The records underneath are to be repeated exactly, with the pictures left out.

◆ ◆ ◆ ◆

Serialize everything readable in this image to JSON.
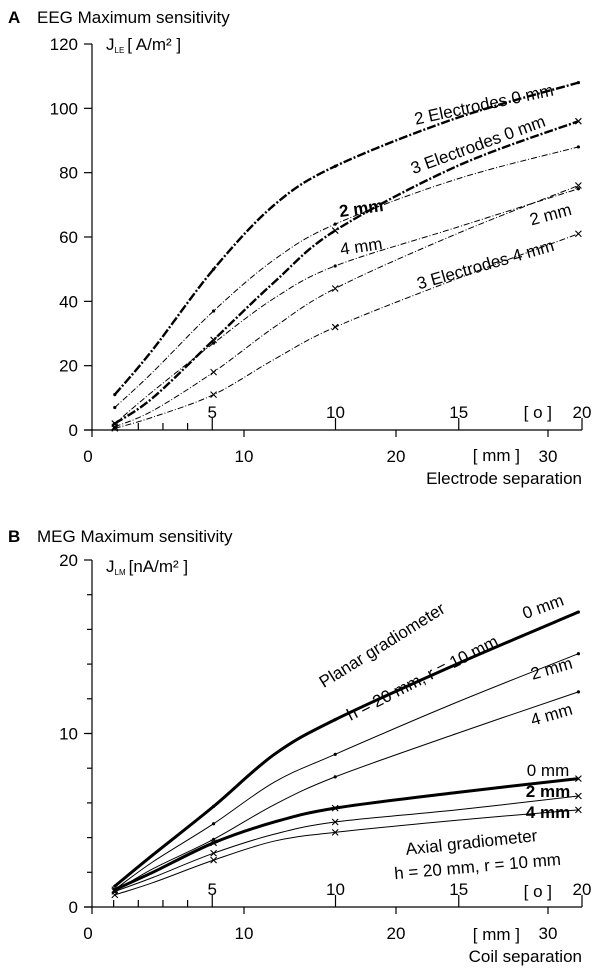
{
  "chart_data": [
    {
      "type": "line",
      "panel_letter": "A",
      "title": "EEG Maximum sensitivity",
      "ylabel": {
        "symbol": "J",
        "subscript": "LE",
        "unit": "[ A/m² ]"
      },
      "xlabel": "Electrode separation",
      "x_unit": "[ mm ]",
      "x2_unit": "[ o ]",
      "ylim": [
        0,
        120
      ],
      "yticks": [
        "0",
        "20",
        "40",
        "60",
        "80",
        "100",
        "120"
      ],
      "xlim": [
        0,
        32.3
      ],
      "xticks": [
        "0",
        "10",
        "20",
        "30"
      ],
      "x2ticks": [
        "5",
        "10",
        "15",
        "20"
      ],
      "grid": false,
      "x": [
        1.5,
        4,
        8,
        12,
        16,
        24,
        32
      ],
      "series": [
        {
          "name": "2 Electrodes 0 mm",
          "values": [
            11,
            25,
            50,
            70,
            82,
            97,
            108
          ],
          "markers": false,
          "weight": "heavy"
        },
        {
          "name": "2 mm",
          "values": [
            7,
            18,
            37,
            53,
            64,
            78,
            88
          ],
          "markers": false,
          "weight": "light"
        },
        {
          "name": "4 mm",
          "values": [
            2,
            12,
            27,
            41,
            51,
            63,
            75
          ],
          "markers": false,
          "weight": "light"
        },
        {
          "name": "3 Electrodes 0 mm",
          "values": [
            2,
            10,
            28,
            46,
            62,
            82,
            96
          ],
          "markers": true,
          "weight": "heavy"
        },
        {
          "name": "2 mm",
          "values": [
            1,
            6,
            18,
            32,
            44,
            61,
            76
          ],
          "markers": true,
          "weight": "light"
        },
        {
          "name": "3 Electrodes 4 mm",
          "values": [
            0.5,
            4,
            11,
            22,
            32,
            47,
            61
          ],
          "markers": true,
          "weight": "light"
        }
      ],
      "annotations": [
        "2 Electrodes 0 mm",
        "3 Electrodes 0 mm",
        "2 mm",
        "4 mm",
        "2 mm",
        "3 Electrodes 4 mm"
      ]
    },
    {
      "type": "line",
      "panel_letter": "B",
      "title": "MEG Maximum sensitivity",
      "ylabel": {
        "symbol": "J",
        "subscript": "LM",
        "unit": "[nA/m² ]"
      },
      "xlabel": "Coil separation",
      "x_unit": "[ mm ]",
      "x2_unit": "[ o ]",
      "ylim": [
        0,
        20
      ],
      "yticks": [
        "0",
        "10",
        "20"
      ],
      "xlim": [
        0,
        32.3
      ],
      "xticks": [
        "0",
        "10",
        "20",
        "30"
      ],
      "x2ticks": [
        "5",
        "10",
        "15",
        "20"
      ],
      "grid": false,
      "x": [
        1.5,
        4,
        8,
        12,
        16,
        24,
        32
      ],
      "series": [
        {
          "name": "Planar gradiometer 0 mm",
          "values": [
            1.2,
            3,
            5.8,
            8.8,
            10.8,
            14,
            17
          ],
          "markers": false,
          "weight": "heavy"
        },
        {
          "name": "Planar gradiometer 2 mm",
          "values": [
            1,
            2.6,
            4.8,
            7.2,
            8.8,
            11.8,
            14.6
          ],
          "markers": false,
          "weight": "light"
        },
        {
          "name": "Planar gradiometer 4 mm",
          "values": [
            0.9,
            2.2,
            3.9,
            5.9,
            7.5,
            10,
            12.4
          ],
          "markers": false,
          "weight": "light"
        },
        {
          "name": "Axial gradiometer 0 mm",
          "values": [
            1,
            2,
            3.7,
            4.9,
            5.7,
            6.6,
            7.4
          ],
          "markers": true,
          "weight": "heavy"
        },
        {
          "name": "Axial gradiometer 2 mm",
          "values": [
            0.9,
            1.7,
            3.1,
            4.2,
            4.9,
            5.6,
            6.4
          ],
          "markers": true,
          "weight": "light"
        },
        {
          "name": "Axial gradiometer 4 mm",
          "values": [
            0.7,
            1.4,
            2.7,
            3.8,
            4.3,
            5.0,
            5.6
          ],
          "markers": true,
          "weight": "light"
        }
      ],
      "annotations": [
        "Planar gradiometer",
        "h = 20 mm, r = 10 mm",
        "0 mm",
        "2 mm",
        "4 mm",
        "0 mm",
        "2 mm",
        "4 mm",
        "Axial gradiometer",
        "h = 20 mm, r = 10 mm"
      ]
    }
  ]
}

◆ ◆ ◆ ◆

▸ Solution to this exercise:
Serialize everything readable in this image to JSON.
{
  "chart_data": [
    {
      "type": "line",
      "panel_letter": "A",
      "title": "EEG Maximum sensitivity",
      "ylabel": {
        "symbol": "J",
        "subscript": "LE",
        "unit": "[ A/m² ]"
      },
      "xlabel": "Electrode separation",
      "x_unit": "[ mm ]",
      "x2_unit": "[ o ]",
      "ylim": [
        0,
        120
      ],
      "yticks": [
        "0",
        "20",
        "40",
        "60",
        "80",
        "100",
        "120"
      ],
      "xlim": [
        0,
        32.3
      ],
      "xticks": [
        "0",
        "10",
        "20",
        "30"
      ],
      "x2ticks": [
        "5",
        "10",
        "15",
        "20"
      ],
      "grid": false,
      "x": [
        1.5,
        4,
        8,
        12,
        16,
        24,
        32
      ],
      "series": [
        {
          "name": "2 Electrodes 0 mm",
          "values": [
            11,
            25,
            50,
            70,
            82,
            97,
            108
          ],
          "markers": false,
          "weight": "heavy"
        },
        {
          "name": "2 mm",
          "values": [
            7,
            18,
            37,
            53,
            64,
            78,
            88
          ],
          "markers": false,
          "weight": "light"
        },
        {
          "name": "4 mm",
          "values": [
            2,
            12,
            27,
            41,
            51,
            63,
            75
          ],
          "markers": false,
          "weight": "light"
        },
        {
          "name": "3 Electrodes 0 mm",
          "values": [
            2,
            10,
            28,
            46,
            62,
            82,
            96
          ],
          "markers": true,
          "weight": "heavy"
        },
        {
          "name": "2 mm",
          "values": [
            1,
            6,
            18,
            32,
            44,
            61,
            76
          ],
          "markers": true,
          "weight": "light"
        },
        {
          "name": "3 Electrodes 4 mm",
          "values": [
            0.5,
            4,
            11,
            22,
            32,
            47,
            61
          ],
          "markers": true,
          "weight": "light"
        }
      ],
      "annotations": [
        "2 Electrodes 0 mm",
        "3 Electrodes 0 mm",
        "2 mm",
        "4 mm",
        "2 mm",
        "3 Electrodes 4 mm"
      ]
    },
    {
      "type": "line",
      "panel_letter": "B",
      "title": "MEG Maximum sensitivity",
      "ylabel": {
        "symbol": "J",
        "subscript": "LM",
        "unit": "[nA/m² ]"
      },
      "xlabel": "Coil separation",
      "x_unit": "[ mm ]",
      "x2_unit": "[ o ]",
      "ylim": [
        0,
        20
      ],
      "yticks": [
        "0",
        "10",
        "20"
      ],
      "xlim": [
        0,
        32.3
      ],
      "xticks": [
        "0",
        "10",
        "20",
        "30"
      ],
      "x2ticks": [
        "5",
        "10",
        "15",
        "20"
      ],
      "grid": false,
      "x": [
        1.5,
        4,
        8,
        12,
        16,
        24,
        32
      ],
      "series": [
        {
          "name": "Planar gradiometer 0 mm",
          "values": [
            1.2,
            3,
            5.8,
            8.8,
            10.8,
            14,
            17
          ],
          "markers": false,
          "weight": "heavy"
        },
        {
          "name": "Planar gradiometer 2 mm",
          "values": [
            1,
            2.6,
            4.8,
            7.2,
            8.8,
            11.8,
            14.6
          ],
          "markers": false,
          "weight": "light"
        },
        {
          "name": "Planar gradiometer 4 mm",
          "values": [
            0.9,
            2.2,
            3.9,
            5.9,
            7.5,
            10,
            12.4
          ],
          "markers": false,
          "weight": "light"
        },
        {
          "name": "Axial gradiometer 0 mm",
          "values": [
            1,
            2,
            3.7,
            4.9,
            5.7,
            6.6,
            7.4
          ],
          "markers": true,
          "weight": "heavy"
        },
        {
          "name": "Axial gradiometer 2 mm",
          "values": [
            0.9,
            1.7,
            3.1,
            4.2,
            4.9,
            5.6,
            6.4
          ],
          "markers": true,
          "weight": "light"
        },
        {
          "name": "Axial gradiometer 4 mm",
          "values": [
            0.7,
            1.4,
            2.7,
            3.8,
            4.3,
            5.0,
            5.6
          ],
          "markers": true,
          "weight": "light"
        }
      ],
      "annotations": [
        "Planar gradiometer",
        "h = 20 mm, r = 10 mm",
        "0 mm",
        "2 mm",
        "4 mm",
        "0 mm",
        "2 mm",
        "4 mm",
        "Axial gradiometer",
        "h = 20 mm, r = 10 mm"
      ]
    }
  ]
}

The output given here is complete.